Answer with one number: the count of lines in the listing below that hold the word "Сибайская".

Records provided
— START —

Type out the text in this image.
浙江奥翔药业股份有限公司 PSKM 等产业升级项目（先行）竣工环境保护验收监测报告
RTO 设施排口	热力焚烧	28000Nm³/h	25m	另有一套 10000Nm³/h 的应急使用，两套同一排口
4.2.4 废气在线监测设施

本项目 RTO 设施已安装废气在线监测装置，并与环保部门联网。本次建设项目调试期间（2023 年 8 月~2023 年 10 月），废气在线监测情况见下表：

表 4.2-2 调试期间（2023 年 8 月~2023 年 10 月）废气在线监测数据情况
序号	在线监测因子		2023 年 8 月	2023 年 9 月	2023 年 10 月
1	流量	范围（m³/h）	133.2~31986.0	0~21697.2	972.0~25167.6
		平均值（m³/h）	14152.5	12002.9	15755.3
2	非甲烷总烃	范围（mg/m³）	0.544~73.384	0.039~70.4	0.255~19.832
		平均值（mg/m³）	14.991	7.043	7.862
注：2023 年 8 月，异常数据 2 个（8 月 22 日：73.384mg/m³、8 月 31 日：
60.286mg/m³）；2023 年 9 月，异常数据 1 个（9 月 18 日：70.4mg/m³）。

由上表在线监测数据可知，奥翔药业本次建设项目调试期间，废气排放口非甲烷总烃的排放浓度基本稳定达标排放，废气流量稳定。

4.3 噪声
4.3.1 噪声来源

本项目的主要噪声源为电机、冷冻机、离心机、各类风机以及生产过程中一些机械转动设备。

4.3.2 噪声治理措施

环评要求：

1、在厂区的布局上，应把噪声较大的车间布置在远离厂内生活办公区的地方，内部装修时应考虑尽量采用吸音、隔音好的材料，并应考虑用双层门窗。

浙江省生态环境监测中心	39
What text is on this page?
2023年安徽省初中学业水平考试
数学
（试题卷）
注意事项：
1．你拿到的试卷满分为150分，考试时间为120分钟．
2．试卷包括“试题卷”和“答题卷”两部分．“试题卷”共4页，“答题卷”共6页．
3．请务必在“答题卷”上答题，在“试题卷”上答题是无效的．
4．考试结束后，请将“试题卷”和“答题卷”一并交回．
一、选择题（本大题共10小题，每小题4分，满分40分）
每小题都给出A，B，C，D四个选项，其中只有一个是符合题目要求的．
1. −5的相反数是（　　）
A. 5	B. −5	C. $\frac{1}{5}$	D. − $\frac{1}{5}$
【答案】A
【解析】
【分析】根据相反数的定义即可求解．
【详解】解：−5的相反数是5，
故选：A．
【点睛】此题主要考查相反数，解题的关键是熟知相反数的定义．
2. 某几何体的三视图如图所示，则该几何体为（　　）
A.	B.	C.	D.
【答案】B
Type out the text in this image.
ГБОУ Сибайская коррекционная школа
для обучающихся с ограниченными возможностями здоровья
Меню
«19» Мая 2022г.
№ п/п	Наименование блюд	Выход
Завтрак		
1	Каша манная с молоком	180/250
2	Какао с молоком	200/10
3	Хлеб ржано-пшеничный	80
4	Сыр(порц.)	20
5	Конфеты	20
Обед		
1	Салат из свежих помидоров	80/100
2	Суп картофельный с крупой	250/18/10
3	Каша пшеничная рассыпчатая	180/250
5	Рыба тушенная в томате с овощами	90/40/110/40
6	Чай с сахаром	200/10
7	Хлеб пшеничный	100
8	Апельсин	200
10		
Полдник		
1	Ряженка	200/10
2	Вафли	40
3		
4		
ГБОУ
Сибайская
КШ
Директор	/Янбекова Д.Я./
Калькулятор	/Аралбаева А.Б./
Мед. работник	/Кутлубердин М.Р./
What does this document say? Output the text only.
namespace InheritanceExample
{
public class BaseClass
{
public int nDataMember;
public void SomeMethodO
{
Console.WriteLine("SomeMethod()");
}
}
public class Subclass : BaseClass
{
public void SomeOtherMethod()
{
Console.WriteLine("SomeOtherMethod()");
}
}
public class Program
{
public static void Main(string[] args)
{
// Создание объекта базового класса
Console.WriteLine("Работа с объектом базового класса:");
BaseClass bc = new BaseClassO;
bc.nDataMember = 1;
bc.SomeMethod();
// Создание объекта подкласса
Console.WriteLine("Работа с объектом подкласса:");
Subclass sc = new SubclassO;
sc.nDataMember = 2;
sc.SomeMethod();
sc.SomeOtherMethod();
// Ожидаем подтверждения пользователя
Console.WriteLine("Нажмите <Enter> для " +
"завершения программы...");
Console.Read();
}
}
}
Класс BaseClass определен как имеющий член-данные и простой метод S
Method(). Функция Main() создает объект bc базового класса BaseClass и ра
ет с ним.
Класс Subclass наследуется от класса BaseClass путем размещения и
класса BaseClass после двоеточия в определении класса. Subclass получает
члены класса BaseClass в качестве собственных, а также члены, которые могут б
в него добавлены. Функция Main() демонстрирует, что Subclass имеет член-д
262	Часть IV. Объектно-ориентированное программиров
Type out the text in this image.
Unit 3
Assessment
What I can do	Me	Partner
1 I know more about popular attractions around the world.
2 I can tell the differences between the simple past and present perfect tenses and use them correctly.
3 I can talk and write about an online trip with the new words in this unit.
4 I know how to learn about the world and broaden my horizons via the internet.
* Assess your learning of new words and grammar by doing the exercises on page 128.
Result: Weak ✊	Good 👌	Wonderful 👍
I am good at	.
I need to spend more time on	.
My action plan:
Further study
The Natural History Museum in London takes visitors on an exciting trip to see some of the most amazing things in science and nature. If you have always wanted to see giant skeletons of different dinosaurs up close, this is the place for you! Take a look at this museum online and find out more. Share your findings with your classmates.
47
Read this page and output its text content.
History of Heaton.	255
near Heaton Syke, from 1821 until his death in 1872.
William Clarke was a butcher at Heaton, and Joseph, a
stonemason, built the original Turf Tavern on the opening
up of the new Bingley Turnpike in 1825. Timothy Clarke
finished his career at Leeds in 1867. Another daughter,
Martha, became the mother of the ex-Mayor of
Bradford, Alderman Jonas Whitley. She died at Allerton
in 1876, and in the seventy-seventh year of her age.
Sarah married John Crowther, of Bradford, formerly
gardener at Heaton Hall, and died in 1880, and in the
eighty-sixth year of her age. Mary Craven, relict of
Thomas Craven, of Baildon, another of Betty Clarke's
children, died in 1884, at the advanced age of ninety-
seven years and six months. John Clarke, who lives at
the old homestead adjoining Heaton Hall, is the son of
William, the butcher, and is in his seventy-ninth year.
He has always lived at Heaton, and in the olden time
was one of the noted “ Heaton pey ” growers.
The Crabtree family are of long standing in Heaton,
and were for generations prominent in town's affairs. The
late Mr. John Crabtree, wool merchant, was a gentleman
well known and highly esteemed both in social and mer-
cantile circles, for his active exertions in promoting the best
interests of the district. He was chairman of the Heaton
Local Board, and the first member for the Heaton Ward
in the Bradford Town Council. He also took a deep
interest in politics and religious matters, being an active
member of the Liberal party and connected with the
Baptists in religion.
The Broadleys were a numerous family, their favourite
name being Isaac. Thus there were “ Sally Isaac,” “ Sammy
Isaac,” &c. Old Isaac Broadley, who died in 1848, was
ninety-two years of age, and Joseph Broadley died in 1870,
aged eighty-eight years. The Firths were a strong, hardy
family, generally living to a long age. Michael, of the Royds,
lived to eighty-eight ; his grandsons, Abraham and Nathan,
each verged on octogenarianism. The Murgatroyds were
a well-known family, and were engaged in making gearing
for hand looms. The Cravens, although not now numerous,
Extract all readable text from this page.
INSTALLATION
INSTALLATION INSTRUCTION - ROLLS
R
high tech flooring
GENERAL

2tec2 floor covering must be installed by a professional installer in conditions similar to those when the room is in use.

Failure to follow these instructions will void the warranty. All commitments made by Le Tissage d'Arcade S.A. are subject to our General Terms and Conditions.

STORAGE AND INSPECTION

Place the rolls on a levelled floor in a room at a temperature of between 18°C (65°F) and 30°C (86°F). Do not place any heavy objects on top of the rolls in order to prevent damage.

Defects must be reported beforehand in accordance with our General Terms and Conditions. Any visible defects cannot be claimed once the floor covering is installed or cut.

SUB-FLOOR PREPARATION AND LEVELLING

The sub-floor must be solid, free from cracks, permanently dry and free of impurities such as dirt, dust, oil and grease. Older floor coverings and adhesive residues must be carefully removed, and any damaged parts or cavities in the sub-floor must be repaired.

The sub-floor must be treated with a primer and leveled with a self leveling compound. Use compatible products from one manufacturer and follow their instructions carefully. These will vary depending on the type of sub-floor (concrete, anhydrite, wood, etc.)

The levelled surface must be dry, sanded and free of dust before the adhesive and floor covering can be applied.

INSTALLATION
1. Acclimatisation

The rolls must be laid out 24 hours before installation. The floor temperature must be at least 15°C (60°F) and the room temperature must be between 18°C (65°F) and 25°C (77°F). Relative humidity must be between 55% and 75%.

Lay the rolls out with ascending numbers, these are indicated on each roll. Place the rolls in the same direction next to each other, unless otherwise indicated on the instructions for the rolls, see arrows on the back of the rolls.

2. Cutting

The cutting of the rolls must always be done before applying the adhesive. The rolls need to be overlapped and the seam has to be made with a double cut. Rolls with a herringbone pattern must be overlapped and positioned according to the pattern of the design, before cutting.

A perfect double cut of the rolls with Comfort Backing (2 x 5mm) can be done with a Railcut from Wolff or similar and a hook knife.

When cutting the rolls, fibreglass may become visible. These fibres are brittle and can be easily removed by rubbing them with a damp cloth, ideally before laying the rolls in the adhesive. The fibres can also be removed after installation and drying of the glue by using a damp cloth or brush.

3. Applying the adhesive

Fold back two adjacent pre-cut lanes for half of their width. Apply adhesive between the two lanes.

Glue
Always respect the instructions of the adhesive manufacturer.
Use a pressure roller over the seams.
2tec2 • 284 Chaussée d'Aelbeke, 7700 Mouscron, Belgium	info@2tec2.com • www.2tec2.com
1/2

— END —

Exercise result
2